*SUPPLIED DATA*:
----
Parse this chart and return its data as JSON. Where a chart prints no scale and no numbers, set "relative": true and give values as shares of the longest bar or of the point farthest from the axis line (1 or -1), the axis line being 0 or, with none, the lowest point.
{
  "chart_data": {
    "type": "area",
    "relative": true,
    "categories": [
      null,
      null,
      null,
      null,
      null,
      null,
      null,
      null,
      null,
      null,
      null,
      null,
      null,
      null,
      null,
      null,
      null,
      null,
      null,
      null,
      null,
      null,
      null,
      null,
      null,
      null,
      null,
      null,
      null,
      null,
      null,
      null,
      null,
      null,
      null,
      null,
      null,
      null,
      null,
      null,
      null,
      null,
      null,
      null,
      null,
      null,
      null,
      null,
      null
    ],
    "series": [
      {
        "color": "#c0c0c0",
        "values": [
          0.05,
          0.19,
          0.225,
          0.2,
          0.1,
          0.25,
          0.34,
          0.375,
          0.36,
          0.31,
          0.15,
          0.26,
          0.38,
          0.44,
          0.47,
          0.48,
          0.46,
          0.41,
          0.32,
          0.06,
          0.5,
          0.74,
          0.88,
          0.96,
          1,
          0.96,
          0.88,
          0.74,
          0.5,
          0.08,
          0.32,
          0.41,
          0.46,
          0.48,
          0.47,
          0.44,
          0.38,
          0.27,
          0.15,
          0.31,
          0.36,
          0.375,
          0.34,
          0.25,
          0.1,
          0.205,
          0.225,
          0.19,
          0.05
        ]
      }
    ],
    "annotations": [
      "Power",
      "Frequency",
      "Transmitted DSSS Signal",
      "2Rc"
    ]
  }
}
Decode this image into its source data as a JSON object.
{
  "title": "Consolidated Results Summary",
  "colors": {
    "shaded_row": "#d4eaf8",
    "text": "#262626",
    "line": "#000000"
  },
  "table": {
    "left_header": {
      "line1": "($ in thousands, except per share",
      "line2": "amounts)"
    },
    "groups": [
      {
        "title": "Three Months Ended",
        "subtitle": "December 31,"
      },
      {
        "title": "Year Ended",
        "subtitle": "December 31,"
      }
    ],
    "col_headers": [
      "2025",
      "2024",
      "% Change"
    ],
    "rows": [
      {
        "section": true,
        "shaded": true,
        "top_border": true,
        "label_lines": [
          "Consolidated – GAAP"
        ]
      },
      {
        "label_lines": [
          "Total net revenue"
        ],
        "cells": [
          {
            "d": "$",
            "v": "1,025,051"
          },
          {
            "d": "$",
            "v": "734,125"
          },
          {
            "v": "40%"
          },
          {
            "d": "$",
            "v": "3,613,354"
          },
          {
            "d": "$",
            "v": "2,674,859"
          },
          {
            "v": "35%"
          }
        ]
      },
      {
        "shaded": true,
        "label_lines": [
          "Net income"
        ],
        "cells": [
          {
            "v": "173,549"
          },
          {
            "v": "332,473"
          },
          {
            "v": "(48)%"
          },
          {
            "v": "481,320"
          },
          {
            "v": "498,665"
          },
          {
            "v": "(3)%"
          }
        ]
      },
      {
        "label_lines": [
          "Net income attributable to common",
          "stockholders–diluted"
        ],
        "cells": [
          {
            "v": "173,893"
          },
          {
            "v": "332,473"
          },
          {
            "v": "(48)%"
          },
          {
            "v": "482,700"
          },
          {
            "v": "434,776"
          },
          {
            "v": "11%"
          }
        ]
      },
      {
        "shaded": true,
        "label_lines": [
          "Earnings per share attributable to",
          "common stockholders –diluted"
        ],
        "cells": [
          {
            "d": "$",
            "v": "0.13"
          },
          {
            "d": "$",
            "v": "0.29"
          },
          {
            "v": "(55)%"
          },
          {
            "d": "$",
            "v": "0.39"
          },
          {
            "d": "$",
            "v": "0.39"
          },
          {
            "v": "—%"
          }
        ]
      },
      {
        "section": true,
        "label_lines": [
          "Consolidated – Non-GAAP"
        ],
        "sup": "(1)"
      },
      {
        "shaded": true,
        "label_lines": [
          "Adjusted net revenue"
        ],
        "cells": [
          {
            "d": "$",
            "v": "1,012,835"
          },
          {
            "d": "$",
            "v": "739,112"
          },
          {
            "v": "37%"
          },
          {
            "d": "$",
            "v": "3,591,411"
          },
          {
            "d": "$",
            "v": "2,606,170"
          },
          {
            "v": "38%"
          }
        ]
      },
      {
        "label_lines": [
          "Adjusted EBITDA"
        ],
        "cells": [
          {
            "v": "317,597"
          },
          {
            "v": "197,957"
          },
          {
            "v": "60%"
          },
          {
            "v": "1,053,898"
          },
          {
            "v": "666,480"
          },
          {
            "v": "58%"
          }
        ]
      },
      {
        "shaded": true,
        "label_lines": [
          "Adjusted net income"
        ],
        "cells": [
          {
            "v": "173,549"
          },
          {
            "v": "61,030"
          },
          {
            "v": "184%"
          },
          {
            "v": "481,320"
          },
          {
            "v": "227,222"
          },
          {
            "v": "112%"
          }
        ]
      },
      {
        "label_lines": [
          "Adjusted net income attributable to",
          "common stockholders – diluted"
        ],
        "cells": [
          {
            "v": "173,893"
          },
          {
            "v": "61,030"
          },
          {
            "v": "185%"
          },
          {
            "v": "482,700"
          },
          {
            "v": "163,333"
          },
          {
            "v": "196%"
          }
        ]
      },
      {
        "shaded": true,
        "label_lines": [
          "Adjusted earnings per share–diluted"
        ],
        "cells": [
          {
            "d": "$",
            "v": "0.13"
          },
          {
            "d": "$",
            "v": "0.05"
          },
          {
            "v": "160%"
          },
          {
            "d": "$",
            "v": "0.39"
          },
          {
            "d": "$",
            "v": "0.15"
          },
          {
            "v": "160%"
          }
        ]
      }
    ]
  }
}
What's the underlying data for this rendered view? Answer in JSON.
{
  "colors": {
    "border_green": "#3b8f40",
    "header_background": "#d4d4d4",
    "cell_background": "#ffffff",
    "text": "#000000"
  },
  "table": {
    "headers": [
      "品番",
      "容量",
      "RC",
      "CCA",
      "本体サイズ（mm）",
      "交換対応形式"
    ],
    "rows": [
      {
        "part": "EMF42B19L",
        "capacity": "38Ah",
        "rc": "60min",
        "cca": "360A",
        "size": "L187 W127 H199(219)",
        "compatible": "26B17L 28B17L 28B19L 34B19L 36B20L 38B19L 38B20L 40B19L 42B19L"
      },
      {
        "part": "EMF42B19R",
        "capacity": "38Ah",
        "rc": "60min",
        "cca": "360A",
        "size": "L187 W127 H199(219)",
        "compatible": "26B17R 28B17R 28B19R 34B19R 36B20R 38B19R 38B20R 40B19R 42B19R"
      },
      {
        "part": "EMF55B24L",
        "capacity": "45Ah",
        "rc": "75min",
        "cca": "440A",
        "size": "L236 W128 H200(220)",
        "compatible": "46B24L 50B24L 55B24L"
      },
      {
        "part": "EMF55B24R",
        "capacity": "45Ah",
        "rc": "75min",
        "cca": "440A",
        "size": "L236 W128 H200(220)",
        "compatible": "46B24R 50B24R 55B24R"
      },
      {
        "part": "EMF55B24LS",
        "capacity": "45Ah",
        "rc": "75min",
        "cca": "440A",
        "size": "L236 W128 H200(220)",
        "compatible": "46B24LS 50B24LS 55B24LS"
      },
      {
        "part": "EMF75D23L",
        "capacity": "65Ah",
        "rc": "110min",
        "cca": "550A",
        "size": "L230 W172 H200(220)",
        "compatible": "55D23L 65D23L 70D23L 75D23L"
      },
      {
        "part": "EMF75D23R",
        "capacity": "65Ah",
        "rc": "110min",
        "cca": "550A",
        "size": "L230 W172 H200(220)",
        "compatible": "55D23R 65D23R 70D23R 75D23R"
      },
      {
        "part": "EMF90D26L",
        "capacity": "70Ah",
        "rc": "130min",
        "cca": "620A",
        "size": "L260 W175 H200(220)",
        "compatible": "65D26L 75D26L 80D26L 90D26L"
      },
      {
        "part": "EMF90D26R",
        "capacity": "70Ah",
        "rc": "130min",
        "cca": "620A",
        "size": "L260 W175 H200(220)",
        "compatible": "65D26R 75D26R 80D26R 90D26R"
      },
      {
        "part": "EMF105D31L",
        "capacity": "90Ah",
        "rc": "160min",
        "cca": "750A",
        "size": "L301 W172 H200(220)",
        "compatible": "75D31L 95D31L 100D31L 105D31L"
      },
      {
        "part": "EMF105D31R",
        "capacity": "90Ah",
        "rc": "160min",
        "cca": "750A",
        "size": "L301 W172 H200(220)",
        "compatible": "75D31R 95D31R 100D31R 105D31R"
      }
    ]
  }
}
----
*PROMPT*:
Isolate each line of the listing above that includes "JSON". Copy it.

*TASK ANSWER*:
Parse this chart and return its data as JSON. Where a chart prints no scale and no numbers, set "relative": true and give values as shares of the longest bar or of the point farthest from the axis line (1 or -1), the axis line being 0 or, with none, the lowest point.
Decode this image into its source data as a JSON object.
What's the underlying data for this rendered view? Answer in JSON.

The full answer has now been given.